* **TASK**
Count, in the entries, the lines with "this". Answer with the number only.

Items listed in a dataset
····················
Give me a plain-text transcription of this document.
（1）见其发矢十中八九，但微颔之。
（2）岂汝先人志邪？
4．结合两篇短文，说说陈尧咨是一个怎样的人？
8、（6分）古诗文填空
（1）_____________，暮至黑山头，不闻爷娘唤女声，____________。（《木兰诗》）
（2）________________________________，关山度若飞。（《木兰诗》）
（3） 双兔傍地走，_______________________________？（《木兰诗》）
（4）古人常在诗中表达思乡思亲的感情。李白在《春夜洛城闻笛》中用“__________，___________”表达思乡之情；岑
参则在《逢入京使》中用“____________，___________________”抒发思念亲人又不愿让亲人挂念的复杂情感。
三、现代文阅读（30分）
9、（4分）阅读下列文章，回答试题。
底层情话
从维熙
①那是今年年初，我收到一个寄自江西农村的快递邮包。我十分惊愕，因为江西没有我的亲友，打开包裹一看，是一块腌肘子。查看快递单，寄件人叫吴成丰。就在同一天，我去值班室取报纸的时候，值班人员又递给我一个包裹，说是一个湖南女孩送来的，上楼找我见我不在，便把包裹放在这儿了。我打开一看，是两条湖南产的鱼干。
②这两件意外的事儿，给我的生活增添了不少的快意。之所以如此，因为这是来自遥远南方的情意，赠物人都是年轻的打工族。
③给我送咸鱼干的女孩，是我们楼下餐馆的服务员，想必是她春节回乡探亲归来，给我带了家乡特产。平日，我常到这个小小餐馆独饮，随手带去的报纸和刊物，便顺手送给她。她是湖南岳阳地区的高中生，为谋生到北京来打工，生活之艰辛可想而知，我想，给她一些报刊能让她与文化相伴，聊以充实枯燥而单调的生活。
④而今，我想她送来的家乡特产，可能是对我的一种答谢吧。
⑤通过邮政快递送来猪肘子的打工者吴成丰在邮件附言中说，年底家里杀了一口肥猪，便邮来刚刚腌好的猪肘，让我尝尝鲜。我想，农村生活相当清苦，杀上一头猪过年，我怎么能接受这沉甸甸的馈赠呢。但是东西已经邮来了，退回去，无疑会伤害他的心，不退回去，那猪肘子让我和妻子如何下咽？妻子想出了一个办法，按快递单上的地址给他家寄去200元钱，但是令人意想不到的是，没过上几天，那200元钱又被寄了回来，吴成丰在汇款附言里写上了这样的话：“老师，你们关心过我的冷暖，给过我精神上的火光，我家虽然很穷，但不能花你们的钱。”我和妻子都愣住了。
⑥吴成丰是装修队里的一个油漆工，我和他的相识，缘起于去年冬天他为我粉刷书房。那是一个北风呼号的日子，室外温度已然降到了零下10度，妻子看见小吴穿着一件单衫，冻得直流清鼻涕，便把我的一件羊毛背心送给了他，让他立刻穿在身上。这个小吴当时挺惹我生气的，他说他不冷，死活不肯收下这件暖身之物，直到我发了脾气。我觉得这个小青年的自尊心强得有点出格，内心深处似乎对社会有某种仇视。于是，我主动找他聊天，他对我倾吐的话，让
····················
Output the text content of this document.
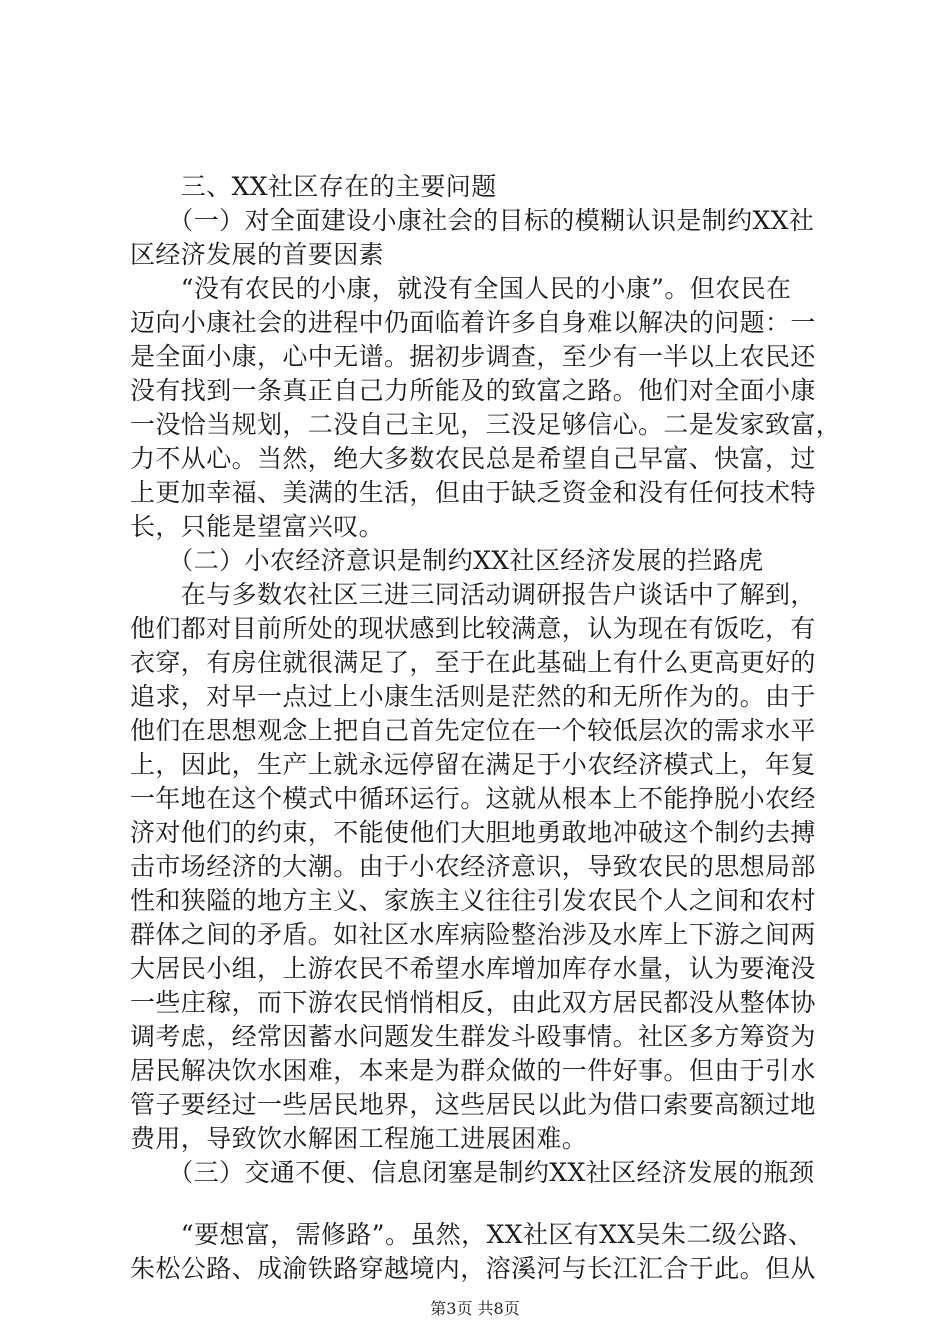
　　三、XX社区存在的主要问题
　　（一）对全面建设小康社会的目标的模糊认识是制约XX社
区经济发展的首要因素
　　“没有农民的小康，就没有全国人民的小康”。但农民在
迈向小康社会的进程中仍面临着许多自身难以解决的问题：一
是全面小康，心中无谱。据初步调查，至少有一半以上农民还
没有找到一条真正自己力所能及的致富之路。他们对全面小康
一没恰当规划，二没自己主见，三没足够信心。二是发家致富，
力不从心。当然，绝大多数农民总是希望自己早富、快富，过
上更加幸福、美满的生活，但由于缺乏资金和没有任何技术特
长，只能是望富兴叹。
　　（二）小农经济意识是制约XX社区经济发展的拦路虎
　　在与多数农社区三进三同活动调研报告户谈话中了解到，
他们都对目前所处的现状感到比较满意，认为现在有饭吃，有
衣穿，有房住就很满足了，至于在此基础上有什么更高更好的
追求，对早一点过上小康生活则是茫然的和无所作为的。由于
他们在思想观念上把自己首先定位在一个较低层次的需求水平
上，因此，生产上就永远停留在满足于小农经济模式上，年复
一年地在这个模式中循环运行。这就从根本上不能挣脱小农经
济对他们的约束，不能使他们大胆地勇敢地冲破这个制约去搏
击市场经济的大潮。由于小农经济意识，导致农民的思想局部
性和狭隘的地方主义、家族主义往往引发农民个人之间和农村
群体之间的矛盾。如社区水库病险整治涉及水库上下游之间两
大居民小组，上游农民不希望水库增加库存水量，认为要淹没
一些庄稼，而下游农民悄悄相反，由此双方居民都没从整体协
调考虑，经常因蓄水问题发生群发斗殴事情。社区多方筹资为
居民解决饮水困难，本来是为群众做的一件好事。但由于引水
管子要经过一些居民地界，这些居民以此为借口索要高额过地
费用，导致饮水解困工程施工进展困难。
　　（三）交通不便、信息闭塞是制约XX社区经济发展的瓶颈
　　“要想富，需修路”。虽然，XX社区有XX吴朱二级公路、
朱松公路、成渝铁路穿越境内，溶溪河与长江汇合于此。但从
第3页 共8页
····················
* **EXERCISE RESPONSE**
2